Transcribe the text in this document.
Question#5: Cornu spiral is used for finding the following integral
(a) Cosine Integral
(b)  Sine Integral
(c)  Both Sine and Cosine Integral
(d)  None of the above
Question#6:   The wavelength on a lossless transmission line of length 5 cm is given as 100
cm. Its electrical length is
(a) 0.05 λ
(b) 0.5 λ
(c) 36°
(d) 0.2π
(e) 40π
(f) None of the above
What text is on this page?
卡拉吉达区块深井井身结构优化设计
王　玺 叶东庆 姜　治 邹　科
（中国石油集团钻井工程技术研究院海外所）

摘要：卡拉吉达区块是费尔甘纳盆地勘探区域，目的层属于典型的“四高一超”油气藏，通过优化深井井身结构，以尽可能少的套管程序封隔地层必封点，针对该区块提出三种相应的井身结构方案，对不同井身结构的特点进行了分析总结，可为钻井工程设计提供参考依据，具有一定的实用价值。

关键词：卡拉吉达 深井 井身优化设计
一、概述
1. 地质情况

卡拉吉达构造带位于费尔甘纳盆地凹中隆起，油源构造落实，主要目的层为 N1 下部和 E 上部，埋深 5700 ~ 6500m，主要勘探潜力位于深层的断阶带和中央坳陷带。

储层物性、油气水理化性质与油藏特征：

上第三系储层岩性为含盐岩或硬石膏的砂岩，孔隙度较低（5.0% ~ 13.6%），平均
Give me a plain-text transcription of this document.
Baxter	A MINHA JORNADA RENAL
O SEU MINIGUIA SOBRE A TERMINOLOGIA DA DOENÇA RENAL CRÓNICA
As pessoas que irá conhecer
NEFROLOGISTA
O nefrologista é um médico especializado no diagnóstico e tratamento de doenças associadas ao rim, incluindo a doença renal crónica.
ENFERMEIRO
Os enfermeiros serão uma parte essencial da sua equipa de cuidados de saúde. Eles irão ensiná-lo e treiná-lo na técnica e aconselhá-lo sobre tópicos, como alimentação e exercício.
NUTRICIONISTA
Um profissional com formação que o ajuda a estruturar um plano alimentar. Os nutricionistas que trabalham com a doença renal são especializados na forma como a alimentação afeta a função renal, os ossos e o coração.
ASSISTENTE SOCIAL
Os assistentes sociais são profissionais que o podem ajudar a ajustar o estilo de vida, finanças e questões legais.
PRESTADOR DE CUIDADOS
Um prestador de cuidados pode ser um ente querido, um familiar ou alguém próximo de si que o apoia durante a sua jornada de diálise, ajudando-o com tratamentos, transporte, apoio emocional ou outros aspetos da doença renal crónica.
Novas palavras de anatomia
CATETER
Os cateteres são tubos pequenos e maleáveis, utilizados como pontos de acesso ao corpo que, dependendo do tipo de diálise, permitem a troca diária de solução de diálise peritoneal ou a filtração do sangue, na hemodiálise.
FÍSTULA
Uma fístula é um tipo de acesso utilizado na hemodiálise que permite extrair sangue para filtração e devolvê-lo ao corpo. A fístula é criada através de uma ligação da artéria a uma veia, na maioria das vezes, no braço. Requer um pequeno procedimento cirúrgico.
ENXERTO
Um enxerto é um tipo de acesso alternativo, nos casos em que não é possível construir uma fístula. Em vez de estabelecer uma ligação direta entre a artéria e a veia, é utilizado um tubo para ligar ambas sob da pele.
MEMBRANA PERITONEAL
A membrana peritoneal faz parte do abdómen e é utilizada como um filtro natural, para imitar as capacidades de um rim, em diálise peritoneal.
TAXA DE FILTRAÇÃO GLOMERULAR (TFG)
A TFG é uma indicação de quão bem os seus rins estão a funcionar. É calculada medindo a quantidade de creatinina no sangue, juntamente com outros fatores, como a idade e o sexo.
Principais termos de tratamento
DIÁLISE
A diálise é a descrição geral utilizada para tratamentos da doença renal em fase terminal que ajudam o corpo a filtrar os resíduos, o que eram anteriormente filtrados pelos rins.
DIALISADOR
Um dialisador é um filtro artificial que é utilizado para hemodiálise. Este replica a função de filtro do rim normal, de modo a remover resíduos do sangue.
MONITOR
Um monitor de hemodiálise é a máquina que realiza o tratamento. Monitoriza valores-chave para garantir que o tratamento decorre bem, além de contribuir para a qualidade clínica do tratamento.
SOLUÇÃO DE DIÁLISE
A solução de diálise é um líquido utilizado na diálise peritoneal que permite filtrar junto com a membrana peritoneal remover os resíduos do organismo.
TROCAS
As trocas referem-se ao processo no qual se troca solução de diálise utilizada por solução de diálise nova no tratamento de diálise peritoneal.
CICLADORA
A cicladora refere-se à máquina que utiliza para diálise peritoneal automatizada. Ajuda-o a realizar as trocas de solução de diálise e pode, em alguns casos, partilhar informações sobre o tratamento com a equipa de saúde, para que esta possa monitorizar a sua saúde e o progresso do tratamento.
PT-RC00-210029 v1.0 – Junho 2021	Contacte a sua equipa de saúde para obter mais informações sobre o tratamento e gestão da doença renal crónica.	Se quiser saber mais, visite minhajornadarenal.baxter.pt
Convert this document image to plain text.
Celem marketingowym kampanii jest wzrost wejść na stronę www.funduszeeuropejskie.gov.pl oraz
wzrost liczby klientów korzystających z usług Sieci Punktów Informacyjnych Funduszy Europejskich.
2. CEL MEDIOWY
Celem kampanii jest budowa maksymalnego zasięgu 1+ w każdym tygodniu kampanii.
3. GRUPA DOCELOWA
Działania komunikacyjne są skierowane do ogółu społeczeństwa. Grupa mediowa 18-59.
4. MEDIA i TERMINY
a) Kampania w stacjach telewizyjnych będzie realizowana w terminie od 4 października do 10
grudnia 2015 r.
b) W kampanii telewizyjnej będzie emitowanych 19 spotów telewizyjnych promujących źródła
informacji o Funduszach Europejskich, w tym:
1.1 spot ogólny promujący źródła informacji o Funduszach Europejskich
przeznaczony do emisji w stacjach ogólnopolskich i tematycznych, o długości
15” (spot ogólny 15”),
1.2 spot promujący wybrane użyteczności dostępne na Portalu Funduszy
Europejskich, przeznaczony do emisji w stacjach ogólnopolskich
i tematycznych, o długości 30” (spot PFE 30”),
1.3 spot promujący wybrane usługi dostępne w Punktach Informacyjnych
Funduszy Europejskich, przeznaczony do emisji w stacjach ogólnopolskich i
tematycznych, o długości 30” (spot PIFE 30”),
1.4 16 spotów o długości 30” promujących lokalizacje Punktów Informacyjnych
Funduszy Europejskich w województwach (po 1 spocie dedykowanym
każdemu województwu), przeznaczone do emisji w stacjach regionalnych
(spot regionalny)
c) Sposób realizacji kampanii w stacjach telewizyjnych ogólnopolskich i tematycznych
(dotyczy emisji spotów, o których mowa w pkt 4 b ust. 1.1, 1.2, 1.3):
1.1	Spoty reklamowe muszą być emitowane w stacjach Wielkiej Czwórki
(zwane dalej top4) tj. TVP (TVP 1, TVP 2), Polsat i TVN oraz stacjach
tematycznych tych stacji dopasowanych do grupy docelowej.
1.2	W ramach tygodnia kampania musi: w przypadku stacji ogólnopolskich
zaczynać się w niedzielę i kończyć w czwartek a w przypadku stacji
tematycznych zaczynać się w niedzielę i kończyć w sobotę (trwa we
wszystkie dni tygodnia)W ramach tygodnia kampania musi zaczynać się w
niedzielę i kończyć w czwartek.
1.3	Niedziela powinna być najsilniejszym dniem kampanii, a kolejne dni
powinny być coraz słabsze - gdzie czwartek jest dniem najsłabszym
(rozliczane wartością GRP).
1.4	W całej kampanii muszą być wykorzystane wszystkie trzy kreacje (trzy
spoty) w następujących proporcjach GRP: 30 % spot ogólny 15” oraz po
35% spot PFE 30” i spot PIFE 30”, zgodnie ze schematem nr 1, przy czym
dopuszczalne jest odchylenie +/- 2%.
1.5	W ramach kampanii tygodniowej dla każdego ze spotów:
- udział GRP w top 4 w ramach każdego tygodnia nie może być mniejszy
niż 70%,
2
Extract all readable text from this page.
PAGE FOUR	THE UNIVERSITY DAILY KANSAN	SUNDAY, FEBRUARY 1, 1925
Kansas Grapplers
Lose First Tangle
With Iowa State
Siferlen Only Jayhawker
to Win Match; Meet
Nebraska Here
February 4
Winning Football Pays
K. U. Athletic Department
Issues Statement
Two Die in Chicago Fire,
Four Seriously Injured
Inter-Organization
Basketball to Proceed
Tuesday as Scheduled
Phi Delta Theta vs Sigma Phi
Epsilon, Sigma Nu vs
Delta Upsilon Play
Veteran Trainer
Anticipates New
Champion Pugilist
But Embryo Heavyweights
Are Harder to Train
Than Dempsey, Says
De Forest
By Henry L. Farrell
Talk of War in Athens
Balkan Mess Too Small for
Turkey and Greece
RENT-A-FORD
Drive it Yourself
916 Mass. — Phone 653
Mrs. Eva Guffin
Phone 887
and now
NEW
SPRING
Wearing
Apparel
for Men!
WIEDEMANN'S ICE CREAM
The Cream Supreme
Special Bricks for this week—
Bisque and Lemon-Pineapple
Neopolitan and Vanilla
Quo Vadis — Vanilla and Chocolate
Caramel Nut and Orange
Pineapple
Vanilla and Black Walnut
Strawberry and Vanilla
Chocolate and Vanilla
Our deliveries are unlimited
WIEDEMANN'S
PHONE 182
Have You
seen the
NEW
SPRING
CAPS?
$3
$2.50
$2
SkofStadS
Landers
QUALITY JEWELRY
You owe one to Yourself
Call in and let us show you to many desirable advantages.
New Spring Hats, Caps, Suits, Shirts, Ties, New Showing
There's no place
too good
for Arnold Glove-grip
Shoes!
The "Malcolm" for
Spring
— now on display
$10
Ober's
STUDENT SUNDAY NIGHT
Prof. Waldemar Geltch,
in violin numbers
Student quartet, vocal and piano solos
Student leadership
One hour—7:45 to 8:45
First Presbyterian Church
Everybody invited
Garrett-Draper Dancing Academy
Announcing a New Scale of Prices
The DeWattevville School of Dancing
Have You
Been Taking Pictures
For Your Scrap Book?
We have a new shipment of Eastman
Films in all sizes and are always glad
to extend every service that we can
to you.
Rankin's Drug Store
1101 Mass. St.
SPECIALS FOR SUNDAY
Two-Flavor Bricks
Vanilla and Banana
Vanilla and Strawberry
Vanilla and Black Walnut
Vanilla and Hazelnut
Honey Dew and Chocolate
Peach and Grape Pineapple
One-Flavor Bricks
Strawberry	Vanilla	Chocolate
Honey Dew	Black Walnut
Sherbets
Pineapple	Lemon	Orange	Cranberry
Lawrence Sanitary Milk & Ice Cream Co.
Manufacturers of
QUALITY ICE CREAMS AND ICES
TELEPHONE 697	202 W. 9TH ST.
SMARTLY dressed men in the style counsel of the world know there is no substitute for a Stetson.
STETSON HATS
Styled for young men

━━━━━━━━━━━━━━━━━━━━

• Instruction:
Return every line in the listing that contains the word "przeznaczony".

• Exercise solution:
przeznaczony do emisji w stacjach ogólnopolskich i tematycznych, o długości
Europejskich, przeznaczony do emisji w stacjach ogólnopolskich
Funduszy Europejskich, przeznaczony do emisji w stacjach ogólnopolskich i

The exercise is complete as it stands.